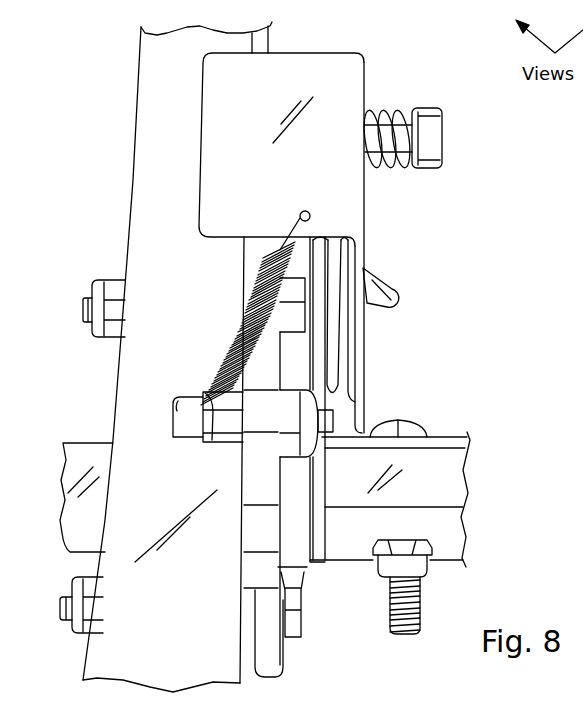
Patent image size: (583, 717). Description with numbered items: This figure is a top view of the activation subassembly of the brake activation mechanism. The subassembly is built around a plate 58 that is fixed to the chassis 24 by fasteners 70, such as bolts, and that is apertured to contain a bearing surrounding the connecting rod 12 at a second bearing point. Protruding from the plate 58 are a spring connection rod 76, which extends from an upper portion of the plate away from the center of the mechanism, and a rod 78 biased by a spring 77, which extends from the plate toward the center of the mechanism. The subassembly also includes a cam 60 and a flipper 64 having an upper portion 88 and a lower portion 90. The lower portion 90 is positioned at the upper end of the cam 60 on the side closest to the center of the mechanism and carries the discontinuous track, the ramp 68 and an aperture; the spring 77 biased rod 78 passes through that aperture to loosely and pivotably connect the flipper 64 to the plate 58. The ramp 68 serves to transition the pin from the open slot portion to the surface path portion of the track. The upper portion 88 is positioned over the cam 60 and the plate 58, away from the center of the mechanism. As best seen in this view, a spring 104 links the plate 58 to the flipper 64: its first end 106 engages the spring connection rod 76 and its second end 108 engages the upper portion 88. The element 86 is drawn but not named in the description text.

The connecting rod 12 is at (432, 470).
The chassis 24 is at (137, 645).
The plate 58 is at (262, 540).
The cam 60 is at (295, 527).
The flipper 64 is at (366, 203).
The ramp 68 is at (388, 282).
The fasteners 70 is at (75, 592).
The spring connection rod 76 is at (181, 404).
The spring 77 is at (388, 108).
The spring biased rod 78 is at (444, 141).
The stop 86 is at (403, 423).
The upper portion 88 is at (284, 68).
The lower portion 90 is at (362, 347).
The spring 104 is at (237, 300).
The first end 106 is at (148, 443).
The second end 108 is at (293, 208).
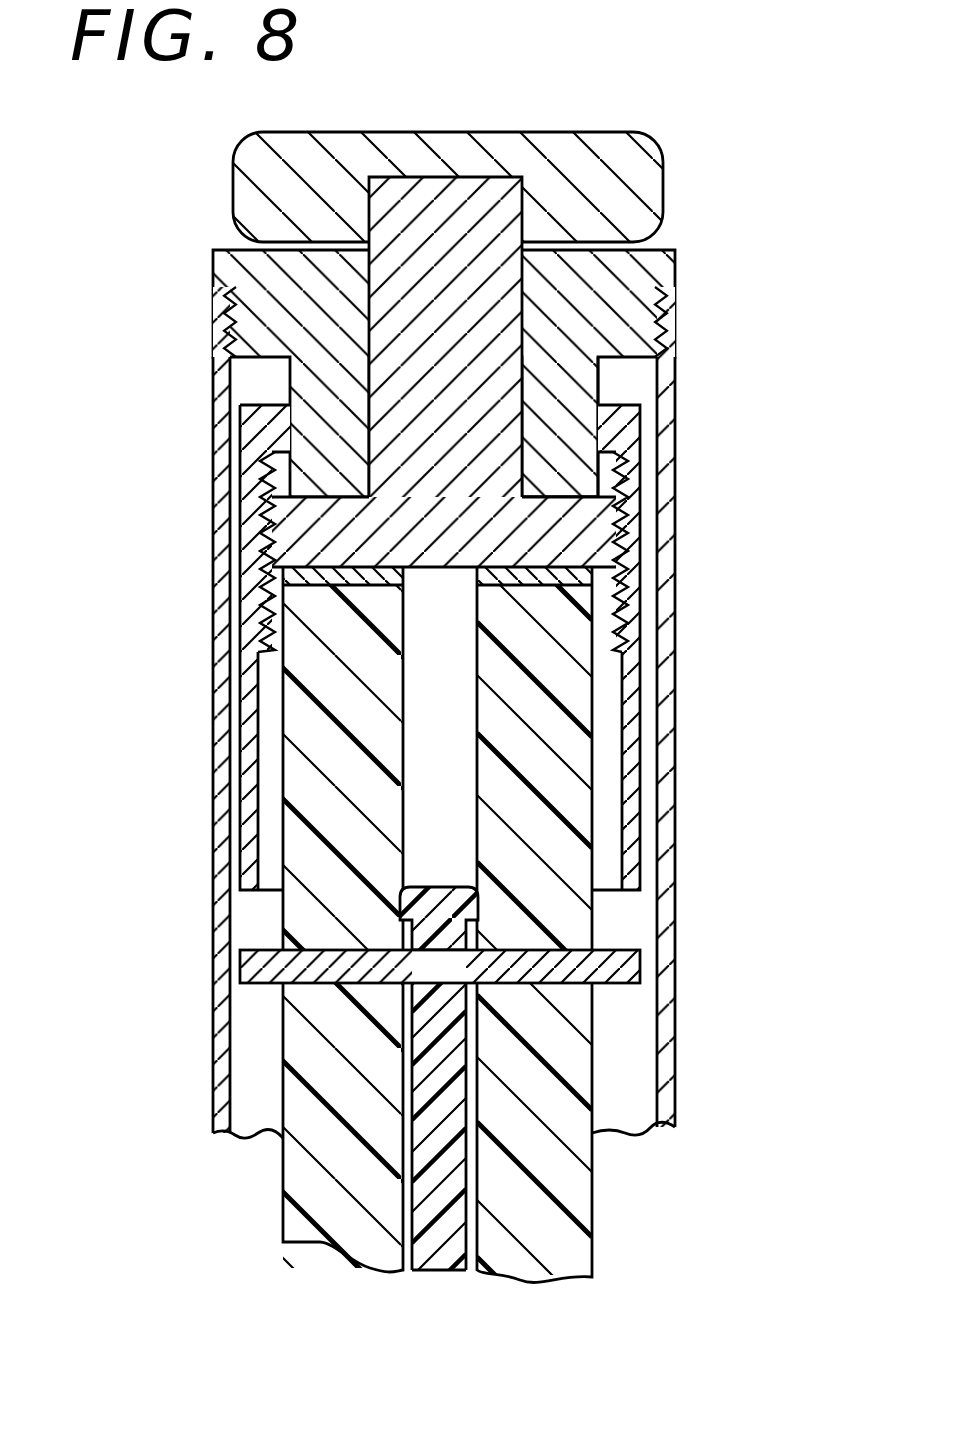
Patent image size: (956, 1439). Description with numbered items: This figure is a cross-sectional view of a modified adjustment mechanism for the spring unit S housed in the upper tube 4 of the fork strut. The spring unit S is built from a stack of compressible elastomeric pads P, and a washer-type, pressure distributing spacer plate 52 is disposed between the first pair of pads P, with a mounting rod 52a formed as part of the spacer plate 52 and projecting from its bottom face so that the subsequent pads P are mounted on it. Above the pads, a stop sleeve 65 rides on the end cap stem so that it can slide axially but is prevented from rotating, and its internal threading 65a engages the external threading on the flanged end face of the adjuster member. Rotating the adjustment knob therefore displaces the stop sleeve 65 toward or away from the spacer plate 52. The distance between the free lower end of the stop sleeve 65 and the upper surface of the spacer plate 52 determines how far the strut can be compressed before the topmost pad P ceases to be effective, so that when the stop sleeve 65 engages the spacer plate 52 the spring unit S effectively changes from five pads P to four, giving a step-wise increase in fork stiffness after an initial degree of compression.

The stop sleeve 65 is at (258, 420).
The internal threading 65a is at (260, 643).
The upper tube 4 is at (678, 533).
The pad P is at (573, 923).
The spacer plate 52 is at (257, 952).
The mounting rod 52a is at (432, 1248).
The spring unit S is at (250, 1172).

|---|

Reproduce every one of the rows above word for word, leaving out the pictures.

§ The completed task
Patent image size: (583, 717). Description with numbered items: This figure is a top view of the activation subassembly of the brake activation mechanism. The subassembly is built around a plate 58 that is fixed to the chassis 24 by fasteners 70, such as bolts, and that is apertured to contain a bearing surrounding the connecting rod 12 at a second bearing point. Protruding from the plate 58 are a spring connection rod 76, which extends from an upper portion of the plate away from the center of the mechanism, and a rod 78 biased by a spring 77, which extends from the plate toward the center of the mechanism. The subassembly also includes a cam 60 and a flipper 64 having an upper portion 88 and a lower portion 90. The lower portion 90 is positioned at the upper end of the cam 60 on the side closest to the center of the mechanism and carries the discontinuous track, the ramp 68 and an aperture; the spring 77 biased rod 78 passes through that aperture to loosely and pivotably connect the flipper 64 to the plate 58. The ramp 68 serves to transition the pin from the open slot portion to the surface path portion of the track. The upper portion 88 is positioned over the cam 60 and the plate 58, away from the center of the mechanism. As best seen in this view, a spring 104 links the plate 58 to the flipper 64: its first end 106 engages the spring connection rod 76 and its second end 108 engages the upper portion 88. The element 86 is drawn but not named in the description text.

The connecting rod 12 is at (432, 470).
The chassis 24 is at (137, 645).
The plate 58 is at (262, 540).
The cam 60 is at (295, 527).
The flipper 64 is at (366, 203).
The ramp 68 is at (388, 282).
The fasteners 70 is at (75, 592).
The spring connection rod 76 is at (181, 404).
The spring 77 is at (388, 108).
The spring biased rod 78 is at (444, 141).
The stop 86 is at (403, 423).
The upper portion 88 is at (284, 68).
The lower portion 90 is at (362, 347).
The spring 104 is at (237, 300).
The first end 106 is at (148, 443).
The second end 108 is at (293, 208).
Patent image size: (956, 1439). Description with numbered items: This figure is a cross-sectional view of a modified adjustment mechanism for the spring unit S housed in the upper tube 4 of the fork strut. The spring unit S is built from a stack of compressible elastomeric pads P, and a washer-type, pressure distributing spacer plate 52 is disposed between the first pair of pads P, with a mounting rod 52a formed as part of the spacer plate 52 and projecting from its bottom face so that the subsequent pads P are mounted on it. Above the pads, a stop sleeve 65 rides on the end cap stem so that it can slide axially but is prevented from rotating, and its internal threading 65a engages the external threading on the flanged end face of the adjuster member. Rotating the adjustment knob therefore displaces the stop sleeve 65 toward or away from the spacer plate 52. The distance between the free lower end of the stop sleeve 65 and the upper surface of the spacer plate 52 determines how far the strut can be compressed before the topmost pad P ceases to be effective, so that when the stop sleeve 65 engages the spacer plate 52 the spring unit S effectively changes from five pads P to four, giving a step-wise increase in fork stiffness after an initial degree of compression.

The stop sleeve 65 is at (258, 420).
The internal threading 65a is at (260, 643).
The upper tube 4 is at (678, 533).
The pad P is at (573, 923).
The spacer plate 52 is at (257, 952).
The mounting rod 52a is at (432, 1248).
The spring unit S is at (250, 1172).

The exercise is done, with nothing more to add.